§ Aim:
Please output every line of the material as it stands, without the pictures.
— start Data shown —
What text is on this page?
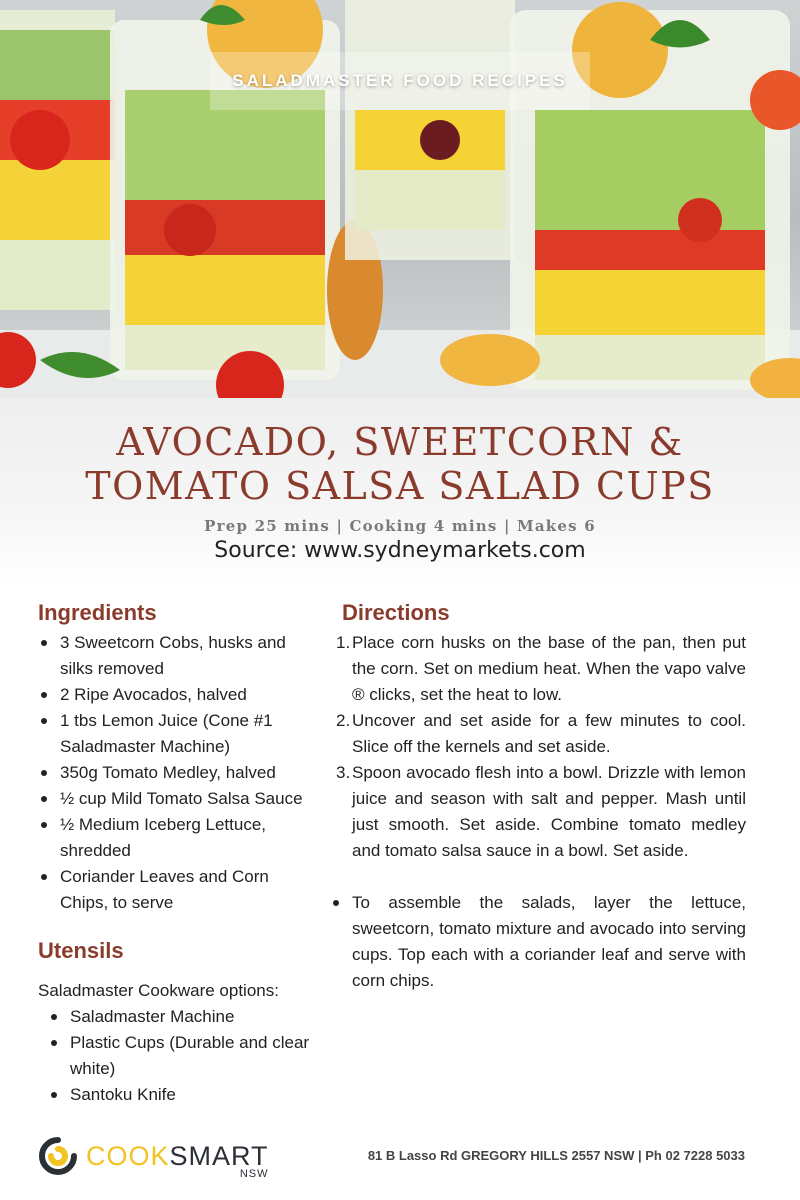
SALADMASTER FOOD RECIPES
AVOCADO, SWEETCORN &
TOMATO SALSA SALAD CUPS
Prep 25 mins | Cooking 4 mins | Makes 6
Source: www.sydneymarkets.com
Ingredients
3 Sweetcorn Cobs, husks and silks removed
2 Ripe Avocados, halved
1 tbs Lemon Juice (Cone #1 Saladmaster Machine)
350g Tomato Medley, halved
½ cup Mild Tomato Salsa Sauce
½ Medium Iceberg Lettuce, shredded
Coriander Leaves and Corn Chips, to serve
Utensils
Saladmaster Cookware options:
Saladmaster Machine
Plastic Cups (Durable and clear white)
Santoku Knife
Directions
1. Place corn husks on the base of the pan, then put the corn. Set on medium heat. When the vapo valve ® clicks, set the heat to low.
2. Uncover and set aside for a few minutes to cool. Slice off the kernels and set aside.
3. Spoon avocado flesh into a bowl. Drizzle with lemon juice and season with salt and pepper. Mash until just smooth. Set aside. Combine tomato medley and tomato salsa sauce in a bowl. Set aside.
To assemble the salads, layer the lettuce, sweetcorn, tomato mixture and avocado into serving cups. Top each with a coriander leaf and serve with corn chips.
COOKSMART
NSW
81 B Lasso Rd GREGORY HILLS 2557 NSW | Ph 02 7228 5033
— end Data shown —
§ Task answer:
What text is on this page?
SALADMASTER FOOD RECIPES
AVOCADO, SWEETCORN &
TOMATO SALSA SALAD CUPS
Prep 25 mins | Cooking 4 mins | Makes 6
Source: www.sydneymarkets.com
Ingredients
3 Sweetcorn Cobs, husks and silks removed
2 Ripe Avocados, halved
1 tbs Lemon Juice (Cone #1 Saladmaster Machine)
350g Tomato Medley, halved
½ cup Mild Tomato Salsa Sauce
½ Medium Iceberg Lettuce, shredded
Coriander Leaves and Corn Chips, to serve
Utensils
Saladmaster Cookware options:
Saladmaster Machine
Plastic Cups (Durable and clear white)
Santoku Knife
Directions
1. Place corn husks on the base of the pan, then put the corn. Set on medium heat. When the vapo valve ® clicks, set the heat to low.
2. Uncover and set aside for a few minutes to cool. Slice off the kernels and set aside.
3. Spoon avocado flesh into a bowl. Drizzle with lemon juice and season with salt and pepper. Mash until just smooth. Set aside. Combine tomato medley and tomato salsa sauce in a bowl. Set aside.
To assemble the salads, layer the lettuce, sweetcorn, tomato mixture and avocado into serving cups. Top each with a coriander leaf and serve with corn chips.
COOKSMART
NSW
81 B Lasso Rd GREGORY HILLS 2557 NSW | Ph 02 7228 5033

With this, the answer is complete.